* **TEXTO EXTRAÍDO**
▽
Una alarma antiaérea suena mientras se abre la puerta de un refugio. Dentro, la cámara enseña un espacio hostil con sacos de dormir en el suelo, cunas y provisiones de alimentos poco apetecibles. Mujeres con bebés y algunos hombres cargando bolsas se distribuyen por el refugio. Por encima de las imágenes, se oye una voz. “Biotex está preparada para proteger a las madres por subrogación y a los recién nacidos de nuestros clientes en caso de que el ataque de Rusia contra Ucrania empezase mañana”. Son las palabras de un abogado, representante de una de las mayores compañías de vientres de alquiler que operan en Ucrania y que da servicio alrededor del mundo.
Así comienza un vídeo, grabado hace dos semanas, cuyo fin es tranquilizar a los clientes ante una inminente guerra, que tal y como pronostica la empresa, empezó a los pocos días. Podemos imaginar fácilmente cómo se desarrollaron los hechos: en el mejor de los casos, la inquietante promesa del anuncio se habrá cumplido y a día de hoy muchas mujeres embarazadas vivirán encerradas en un búnker, durante el tiempo que BioTexCom considere necesario para cumplir con los contratos y asegurar que pueden entregar el producto a sus clientes.
△
* **DATOS PROPORCIONADOS**
▽
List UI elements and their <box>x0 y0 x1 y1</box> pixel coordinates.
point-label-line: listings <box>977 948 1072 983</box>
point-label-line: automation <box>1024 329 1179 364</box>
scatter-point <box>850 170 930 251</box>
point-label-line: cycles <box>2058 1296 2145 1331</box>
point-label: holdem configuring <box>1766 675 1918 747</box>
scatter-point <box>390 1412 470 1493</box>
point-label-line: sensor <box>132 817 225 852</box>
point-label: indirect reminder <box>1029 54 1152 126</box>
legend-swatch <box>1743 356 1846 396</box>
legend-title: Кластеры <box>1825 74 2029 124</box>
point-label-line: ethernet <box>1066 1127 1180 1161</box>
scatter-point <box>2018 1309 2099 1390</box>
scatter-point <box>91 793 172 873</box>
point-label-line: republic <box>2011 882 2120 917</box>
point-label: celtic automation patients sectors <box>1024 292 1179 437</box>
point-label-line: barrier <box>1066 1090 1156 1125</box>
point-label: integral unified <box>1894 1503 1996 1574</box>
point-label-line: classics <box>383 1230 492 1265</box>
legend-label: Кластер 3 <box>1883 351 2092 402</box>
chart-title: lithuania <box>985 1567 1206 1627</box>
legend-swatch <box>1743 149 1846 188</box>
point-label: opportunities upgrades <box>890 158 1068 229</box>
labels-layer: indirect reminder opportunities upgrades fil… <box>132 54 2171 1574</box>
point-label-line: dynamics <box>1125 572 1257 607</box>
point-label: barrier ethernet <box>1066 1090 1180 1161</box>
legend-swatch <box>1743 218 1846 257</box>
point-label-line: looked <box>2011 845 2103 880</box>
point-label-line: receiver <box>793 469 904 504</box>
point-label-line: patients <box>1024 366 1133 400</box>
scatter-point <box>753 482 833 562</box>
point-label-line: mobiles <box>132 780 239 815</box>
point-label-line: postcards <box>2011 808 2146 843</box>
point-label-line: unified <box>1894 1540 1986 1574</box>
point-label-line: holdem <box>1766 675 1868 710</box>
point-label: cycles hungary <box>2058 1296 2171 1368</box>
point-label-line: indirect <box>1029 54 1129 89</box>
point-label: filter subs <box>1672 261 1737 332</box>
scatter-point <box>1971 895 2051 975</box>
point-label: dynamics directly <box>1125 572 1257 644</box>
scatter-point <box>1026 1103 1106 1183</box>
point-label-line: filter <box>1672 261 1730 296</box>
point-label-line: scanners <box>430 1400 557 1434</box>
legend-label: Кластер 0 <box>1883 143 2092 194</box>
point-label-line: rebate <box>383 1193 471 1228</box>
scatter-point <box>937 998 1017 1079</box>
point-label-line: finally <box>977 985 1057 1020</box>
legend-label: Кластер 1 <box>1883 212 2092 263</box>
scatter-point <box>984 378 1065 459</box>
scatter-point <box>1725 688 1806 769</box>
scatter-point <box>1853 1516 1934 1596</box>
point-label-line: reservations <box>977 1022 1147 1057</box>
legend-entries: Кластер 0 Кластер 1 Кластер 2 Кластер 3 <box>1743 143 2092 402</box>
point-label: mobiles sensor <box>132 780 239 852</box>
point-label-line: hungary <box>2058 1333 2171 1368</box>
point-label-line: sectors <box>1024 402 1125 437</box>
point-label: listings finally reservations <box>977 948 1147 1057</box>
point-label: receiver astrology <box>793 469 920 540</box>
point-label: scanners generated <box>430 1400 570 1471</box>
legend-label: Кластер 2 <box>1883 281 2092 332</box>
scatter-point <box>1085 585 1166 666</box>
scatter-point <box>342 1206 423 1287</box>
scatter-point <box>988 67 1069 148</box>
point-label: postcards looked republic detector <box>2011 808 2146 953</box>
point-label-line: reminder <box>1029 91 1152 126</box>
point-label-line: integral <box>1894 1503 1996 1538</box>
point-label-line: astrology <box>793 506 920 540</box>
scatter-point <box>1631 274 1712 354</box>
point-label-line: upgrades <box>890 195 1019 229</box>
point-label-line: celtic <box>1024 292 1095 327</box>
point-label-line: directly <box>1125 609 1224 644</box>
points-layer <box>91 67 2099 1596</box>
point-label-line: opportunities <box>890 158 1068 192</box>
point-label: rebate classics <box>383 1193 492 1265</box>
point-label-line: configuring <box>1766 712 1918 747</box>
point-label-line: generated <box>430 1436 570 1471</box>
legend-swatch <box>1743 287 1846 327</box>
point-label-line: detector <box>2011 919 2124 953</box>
△
* **TAREA 1**
En el texto sobre los vientres de alquiler en Ucrania, ¿con qué fin se grabó el vídeo de la empresa? Responde en una a tres oraciones.
* **TAREA 2**
¿Puedes continuar el texto sobre los vientres de alquiler en Ucrania a partir de su última oración?

* **RESPUESTA 1**
El vídeo se grabó para tranquilizar a los clientes ante una guerra que se veía inminente. En él, un abogado de la empresa asegura que Biotex está preparada para proteger a las madres por subrogación y a los recién nacidos de sus clientes si Rusia atacaba Ucrania.

* **RESPUESTA 2**
El lenguaje es duro porque las imágenes lo son. No debería sorprender que un vídeo cuyo fin es transmitir seguridad a los compradores –algo así como una garantía en tiempos de guerra– no se moleste en mostrar unas condiciones casi inhumanas para una mujer embarazada: ni está dirigido a ellas, ni son un producto que necesite un buen packaging. Lo que les importa a los clientes de BioTexCom es la vida del bebé: pagan para que las mujeres estén lo suficientemente bien como para que sus hijos nazcan sanos. No resulta relevante si sufren dolores de espalda durmiendo en el suelo, si tienen que separarse de sus familias en mitad de una guerra o qué futuro tendrán una vez hayan dado a luz.
Para entender cómo se llega a esta situación de desprotección extrema es necesario poner en contexto este negocio. Actualmente, las empresas de subrogación ucranianas poseen más de una cuarta parte del mercado mundial. El segundo país más pobre de Europa (un 33,9% de la población vive en el umbral de la pobreza) es la meca de la explotación reproductiva. Hasta 2015, los destinos low cost más frecuentes eran India, Tailandia o México. Pero tras varios escándalos relacionados con la vulneración de derechos humanos, estos países prohibieron los vientres de alquiler o vetaron la práctica a extranjeros. El negocio se trasladó entonces a Europa del Este y especialmente a Ucrania.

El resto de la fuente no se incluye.